### Exercise instructions
Search the material and gather each line with "Tagestemperatur" in it.
---------- Input rows ----------
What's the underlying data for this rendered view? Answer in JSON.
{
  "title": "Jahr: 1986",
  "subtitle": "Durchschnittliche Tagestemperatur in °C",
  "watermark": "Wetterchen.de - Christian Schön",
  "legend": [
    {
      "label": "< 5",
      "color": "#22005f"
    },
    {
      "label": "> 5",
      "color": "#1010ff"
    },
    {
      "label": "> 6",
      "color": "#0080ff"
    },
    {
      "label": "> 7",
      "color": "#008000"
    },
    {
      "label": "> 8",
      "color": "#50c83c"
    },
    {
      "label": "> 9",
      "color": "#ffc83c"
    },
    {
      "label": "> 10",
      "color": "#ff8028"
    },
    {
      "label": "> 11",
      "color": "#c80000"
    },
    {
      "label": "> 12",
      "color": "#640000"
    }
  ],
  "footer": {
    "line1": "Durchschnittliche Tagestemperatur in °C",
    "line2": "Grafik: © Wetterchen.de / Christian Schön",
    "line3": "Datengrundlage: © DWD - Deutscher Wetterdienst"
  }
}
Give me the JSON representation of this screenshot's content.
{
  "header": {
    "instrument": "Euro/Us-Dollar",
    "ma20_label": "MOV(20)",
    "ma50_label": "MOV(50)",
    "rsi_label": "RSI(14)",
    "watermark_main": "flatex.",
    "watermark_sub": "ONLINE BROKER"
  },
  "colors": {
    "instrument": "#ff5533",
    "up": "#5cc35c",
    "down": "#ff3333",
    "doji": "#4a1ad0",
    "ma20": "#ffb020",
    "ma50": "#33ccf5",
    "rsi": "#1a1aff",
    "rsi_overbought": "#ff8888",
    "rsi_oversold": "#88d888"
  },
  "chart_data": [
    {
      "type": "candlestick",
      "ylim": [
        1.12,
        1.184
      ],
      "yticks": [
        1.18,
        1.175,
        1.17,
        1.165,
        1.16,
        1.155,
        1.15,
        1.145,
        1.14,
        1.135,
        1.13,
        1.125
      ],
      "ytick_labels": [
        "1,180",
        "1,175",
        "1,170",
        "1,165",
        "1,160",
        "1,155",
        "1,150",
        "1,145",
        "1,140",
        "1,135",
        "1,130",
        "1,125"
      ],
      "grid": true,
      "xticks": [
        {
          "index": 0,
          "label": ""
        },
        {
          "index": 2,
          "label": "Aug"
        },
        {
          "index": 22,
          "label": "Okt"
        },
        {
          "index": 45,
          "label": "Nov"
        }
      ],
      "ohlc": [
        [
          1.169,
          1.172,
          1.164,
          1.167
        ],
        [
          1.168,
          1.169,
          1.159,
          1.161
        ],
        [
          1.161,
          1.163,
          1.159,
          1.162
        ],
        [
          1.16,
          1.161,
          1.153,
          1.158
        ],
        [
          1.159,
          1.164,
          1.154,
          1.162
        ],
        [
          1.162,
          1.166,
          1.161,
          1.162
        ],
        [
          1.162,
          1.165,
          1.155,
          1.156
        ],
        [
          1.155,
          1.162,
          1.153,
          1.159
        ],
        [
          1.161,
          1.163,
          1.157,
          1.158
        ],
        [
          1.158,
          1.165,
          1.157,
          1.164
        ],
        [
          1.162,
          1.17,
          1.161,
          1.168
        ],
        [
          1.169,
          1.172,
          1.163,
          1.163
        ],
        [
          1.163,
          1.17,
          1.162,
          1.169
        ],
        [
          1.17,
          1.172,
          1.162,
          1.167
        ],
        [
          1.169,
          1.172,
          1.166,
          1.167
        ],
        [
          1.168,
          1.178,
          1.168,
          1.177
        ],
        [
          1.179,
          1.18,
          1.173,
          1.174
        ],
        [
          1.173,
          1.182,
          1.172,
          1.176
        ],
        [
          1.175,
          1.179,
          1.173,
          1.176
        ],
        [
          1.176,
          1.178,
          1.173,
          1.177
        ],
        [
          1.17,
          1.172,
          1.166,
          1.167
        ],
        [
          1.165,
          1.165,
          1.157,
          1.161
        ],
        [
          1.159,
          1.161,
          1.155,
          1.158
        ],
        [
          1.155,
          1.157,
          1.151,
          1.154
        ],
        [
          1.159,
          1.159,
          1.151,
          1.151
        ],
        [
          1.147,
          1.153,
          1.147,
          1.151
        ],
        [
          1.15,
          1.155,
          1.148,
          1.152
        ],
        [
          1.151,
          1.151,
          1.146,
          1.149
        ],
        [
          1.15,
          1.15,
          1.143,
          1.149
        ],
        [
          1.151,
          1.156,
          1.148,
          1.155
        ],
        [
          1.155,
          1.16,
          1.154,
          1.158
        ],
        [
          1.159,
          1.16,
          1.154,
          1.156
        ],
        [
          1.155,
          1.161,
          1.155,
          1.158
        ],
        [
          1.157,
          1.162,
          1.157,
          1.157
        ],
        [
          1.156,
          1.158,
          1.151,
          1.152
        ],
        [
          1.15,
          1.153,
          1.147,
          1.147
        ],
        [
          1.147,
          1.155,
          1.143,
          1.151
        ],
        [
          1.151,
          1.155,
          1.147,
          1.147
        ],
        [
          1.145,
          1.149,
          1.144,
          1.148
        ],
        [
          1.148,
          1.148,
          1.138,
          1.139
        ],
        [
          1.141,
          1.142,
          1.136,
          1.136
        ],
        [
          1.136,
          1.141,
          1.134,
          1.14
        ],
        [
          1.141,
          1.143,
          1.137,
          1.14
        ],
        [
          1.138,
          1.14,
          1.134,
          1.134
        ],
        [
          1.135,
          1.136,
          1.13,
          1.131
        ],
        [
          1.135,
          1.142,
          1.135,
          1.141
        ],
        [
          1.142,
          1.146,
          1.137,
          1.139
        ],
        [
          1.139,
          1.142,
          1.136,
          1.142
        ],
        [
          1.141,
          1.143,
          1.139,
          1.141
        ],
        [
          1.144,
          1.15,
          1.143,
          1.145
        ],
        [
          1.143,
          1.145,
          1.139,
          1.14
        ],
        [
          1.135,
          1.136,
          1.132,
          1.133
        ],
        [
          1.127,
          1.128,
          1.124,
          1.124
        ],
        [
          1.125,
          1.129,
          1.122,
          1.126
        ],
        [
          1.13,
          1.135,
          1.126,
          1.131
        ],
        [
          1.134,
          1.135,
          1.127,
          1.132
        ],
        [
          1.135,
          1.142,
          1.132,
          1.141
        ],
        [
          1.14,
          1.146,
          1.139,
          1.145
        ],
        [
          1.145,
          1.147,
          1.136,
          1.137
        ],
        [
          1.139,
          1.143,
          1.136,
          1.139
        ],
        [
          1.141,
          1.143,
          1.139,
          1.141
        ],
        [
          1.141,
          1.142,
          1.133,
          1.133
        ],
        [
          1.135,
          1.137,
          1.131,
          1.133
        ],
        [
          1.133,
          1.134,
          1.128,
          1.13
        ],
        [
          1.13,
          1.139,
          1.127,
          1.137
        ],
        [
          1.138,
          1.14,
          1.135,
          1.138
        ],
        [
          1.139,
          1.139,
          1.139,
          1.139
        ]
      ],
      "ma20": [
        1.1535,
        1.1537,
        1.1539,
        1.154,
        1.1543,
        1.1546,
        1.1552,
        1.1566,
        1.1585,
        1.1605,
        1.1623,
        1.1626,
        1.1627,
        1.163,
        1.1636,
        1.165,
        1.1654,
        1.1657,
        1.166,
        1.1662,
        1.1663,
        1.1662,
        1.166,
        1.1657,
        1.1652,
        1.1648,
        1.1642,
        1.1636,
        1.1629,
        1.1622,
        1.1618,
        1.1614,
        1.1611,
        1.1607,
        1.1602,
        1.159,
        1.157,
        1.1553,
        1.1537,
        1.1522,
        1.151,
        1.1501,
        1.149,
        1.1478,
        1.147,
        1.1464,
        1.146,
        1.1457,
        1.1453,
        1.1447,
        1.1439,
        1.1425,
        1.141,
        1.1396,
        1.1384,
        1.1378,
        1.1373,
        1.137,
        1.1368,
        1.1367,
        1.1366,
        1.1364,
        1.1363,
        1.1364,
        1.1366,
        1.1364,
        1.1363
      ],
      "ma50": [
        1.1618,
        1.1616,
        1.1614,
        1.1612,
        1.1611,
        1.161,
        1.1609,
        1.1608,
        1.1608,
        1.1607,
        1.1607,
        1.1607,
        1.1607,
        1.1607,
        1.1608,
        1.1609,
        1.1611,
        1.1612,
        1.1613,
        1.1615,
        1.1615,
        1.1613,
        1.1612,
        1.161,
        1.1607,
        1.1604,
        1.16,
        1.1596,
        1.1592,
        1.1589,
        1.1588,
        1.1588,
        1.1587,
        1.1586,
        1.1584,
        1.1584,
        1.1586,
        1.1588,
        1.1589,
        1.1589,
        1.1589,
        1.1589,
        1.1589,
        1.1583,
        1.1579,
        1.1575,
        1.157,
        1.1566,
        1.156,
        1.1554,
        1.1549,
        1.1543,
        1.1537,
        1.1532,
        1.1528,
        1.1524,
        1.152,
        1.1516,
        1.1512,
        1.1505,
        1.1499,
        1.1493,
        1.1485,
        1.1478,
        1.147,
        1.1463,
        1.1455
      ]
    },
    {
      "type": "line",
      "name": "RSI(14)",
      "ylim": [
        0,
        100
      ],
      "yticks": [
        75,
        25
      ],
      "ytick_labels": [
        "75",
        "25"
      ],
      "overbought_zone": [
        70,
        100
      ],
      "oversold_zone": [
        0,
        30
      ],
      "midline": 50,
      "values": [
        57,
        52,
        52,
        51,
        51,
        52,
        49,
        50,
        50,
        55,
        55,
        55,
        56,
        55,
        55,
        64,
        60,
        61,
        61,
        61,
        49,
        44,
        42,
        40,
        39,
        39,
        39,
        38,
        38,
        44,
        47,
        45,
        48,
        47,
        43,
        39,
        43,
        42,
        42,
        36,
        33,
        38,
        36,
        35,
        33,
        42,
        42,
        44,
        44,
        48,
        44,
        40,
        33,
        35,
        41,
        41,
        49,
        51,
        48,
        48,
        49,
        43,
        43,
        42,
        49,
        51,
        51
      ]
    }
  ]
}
----------
### Response to the exercise
  "subtitle": "Durchschnittliche Tagestemperatur in °C",
    "line1": "Durchschnittliche Tagestemperatur in °C",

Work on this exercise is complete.